→ **DO THIS**
Return each entry exactly, with none missing.

Stored items:
** BEGIN **
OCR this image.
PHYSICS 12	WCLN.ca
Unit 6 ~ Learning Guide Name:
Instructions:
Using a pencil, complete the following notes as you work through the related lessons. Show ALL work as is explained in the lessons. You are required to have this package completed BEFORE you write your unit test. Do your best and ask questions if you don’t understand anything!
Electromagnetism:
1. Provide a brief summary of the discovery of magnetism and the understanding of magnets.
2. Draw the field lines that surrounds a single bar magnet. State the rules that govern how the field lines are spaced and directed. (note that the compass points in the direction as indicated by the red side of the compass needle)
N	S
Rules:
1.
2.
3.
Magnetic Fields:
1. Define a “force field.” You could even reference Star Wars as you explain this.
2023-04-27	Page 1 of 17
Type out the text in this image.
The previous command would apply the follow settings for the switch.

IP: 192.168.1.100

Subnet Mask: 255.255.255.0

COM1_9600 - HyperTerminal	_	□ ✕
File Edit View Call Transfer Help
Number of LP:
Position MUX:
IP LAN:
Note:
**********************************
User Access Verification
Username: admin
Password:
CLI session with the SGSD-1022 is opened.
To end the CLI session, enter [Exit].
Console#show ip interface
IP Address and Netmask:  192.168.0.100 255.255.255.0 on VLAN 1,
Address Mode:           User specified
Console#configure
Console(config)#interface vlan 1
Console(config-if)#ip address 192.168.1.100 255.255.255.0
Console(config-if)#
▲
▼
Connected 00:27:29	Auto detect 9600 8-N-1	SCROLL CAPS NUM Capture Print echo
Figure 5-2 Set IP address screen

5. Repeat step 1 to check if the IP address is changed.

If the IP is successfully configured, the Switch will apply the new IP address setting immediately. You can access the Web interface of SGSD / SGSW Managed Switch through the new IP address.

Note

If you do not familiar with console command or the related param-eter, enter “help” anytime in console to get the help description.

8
** END **
→ **CORRECT RESPONSE**
OCR this image.
PHYSICS 12	WCLN.ca
Unit 6 ~ Learning Guide Name:
Instructions:
Using a pencil, complete the following notes as you work through the related lessons. Show ALL work as is explained in the lessons. You are required to have this package completed BEFORE you write your unit test. Do your best and ask questions if you don’t understand anything!
Electromagnetism:
1. Provide a brief summary of the discovery of magnetism and the understanding of magnets.
2. Draw the field lines that surrounds a single bar magnet. State the rules that govern how the field lines are spaced and directed. (note that the compass points in the direction as indicated by the red side of the compass needle)
N	S
Rules:
1.
2.
3.
Magnetic Fields:
1. Define a “force field.” You could even reference Star Wars as you explain this.
2023-04-27	Page 1 of 17
Type out the text in this image.
The previous command would apply the follow settings for the switch.

IP: 192.168.1.100

Subnet Mask: 255.255.255.0

COM1_9600 - HyperTerminal	_	□ ✕
File Edit View Call Transfer Help
Number of LP:
Position MUX:
IP LAN:
Note:
**********************************
User Access Verification
Username: admin
Password:
CLI session with the SGSD-1022 is opened.
To end the CLI session, enter [Exit].
Console#show ip interface
IP Address and Netmask:  192.168.0.100 255.255.255.0 on VLAN 1,
Address Mode:           User specified
Console#configure
Console(config)#interface vlan 1
Console(config-if)#ip address 192.168.1.100 255.255.255.0
Console(config-if)#
▲
▼
Connected 00:27:29	Auto detect 9600 8-N-1	SCROLL CAPS NUM Capture Print echo
Figure 5-2 Set IP address screen

5. Repeat step 1 to check if the IP address is changed.

If the IP is successfully configured, the Switch will apply the new IP address setting immediately. You can access the Web interface of SGSD / SGSW Managed Switch through the new IP address.

Note

If you do not familiar with console command or the related param-eter, enter “help” anytime in console to get the help description.

8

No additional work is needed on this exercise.